**Brief**
Sort through the entries below and pull out lines containing the word "JSON".

━━━ Material for this exercise ━━━

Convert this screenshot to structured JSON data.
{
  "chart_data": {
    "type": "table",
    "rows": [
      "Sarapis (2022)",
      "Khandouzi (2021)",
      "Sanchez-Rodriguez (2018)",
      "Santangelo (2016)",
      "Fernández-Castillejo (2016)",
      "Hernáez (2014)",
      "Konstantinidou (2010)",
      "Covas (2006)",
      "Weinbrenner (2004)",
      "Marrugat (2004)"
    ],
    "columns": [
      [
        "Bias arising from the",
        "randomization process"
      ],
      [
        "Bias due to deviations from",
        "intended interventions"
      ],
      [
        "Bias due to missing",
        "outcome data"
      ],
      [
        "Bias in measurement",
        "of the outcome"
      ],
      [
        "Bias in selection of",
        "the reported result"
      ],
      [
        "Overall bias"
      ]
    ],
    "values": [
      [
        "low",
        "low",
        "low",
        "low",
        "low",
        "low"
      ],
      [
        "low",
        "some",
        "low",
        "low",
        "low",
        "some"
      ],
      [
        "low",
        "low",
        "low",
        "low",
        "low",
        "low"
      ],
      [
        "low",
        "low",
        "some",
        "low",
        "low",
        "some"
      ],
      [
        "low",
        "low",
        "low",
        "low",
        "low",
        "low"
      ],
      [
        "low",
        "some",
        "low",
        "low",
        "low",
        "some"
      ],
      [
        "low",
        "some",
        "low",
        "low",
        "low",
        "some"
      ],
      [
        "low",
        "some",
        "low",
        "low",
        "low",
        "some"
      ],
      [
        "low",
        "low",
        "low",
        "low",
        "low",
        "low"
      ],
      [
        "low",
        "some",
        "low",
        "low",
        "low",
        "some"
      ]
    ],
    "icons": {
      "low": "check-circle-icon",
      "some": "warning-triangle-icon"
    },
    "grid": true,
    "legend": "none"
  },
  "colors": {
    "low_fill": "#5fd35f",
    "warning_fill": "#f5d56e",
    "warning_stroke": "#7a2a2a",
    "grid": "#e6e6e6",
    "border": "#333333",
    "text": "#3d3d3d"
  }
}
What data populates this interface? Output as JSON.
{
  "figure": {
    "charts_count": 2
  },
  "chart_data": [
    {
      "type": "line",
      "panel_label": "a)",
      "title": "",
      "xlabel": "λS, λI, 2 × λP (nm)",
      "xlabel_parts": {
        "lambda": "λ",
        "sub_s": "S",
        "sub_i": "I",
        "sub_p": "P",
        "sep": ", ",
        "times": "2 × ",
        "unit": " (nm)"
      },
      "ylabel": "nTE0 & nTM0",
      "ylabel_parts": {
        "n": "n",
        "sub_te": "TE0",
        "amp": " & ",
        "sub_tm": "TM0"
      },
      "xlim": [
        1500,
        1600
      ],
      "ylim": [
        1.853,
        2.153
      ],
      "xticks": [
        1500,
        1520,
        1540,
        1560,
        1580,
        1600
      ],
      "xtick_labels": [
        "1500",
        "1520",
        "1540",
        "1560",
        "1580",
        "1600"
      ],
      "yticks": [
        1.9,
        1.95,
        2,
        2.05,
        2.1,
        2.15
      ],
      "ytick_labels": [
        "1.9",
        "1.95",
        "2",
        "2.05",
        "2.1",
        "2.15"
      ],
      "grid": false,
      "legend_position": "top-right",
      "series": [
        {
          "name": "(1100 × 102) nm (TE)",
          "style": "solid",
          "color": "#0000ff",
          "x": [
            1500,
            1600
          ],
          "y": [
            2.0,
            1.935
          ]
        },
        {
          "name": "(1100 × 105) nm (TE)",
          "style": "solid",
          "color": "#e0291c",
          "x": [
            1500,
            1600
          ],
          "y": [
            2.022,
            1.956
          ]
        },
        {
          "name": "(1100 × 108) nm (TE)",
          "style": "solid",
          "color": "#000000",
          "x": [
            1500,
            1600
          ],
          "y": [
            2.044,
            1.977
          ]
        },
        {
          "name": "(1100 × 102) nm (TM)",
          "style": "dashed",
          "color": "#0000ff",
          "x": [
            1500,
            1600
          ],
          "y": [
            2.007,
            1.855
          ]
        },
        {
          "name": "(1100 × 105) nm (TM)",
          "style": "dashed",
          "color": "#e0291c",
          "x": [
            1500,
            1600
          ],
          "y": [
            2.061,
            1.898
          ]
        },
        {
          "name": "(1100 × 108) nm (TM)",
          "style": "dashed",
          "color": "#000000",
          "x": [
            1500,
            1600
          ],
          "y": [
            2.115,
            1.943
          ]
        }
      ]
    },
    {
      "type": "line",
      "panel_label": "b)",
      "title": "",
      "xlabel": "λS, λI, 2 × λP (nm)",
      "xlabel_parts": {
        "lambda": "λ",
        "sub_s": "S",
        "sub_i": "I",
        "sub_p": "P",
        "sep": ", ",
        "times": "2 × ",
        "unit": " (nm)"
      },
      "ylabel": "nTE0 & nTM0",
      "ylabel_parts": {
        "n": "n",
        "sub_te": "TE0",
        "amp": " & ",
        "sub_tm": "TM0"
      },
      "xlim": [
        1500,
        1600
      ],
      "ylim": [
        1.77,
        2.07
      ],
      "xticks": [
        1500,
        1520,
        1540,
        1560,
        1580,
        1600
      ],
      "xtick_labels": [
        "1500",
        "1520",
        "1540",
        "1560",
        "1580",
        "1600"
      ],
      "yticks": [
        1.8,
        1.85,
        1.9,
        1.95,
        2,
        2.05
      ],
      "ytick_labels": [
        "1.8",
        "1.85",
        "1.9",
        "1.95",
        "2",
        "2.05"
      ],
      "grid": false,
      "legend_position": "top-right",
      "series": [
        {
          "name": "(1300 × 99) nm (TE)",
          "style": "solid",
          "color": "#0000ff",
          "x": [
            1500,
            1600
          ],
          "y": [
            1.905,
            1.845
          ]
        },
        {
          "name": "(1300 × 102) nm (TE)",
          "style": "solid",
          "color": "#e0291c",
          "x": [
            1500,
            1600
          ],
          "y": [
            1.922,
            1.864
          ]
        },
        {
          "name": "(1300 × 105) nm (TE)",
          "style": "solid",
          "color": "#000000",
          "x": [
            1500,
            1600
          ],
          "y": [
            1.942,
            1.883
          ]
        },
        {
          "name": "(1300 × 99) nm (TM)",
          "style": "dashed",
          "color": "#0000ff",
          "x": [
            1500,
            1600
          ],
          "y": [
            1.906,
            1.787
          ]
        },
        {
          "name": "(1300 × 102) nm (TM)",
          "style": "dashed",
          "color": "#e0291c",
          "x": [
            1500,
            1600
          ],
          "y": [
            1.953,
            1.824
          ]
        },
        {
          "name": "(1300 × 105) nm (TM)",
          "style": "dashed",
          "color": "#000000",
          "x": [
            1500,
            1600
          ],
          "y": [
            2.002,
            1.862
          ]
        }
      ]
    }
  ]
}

━━━

**Solution to this problem**
Convert this screenshot to structured JSON data.
What data populates this interface? Output as JSON.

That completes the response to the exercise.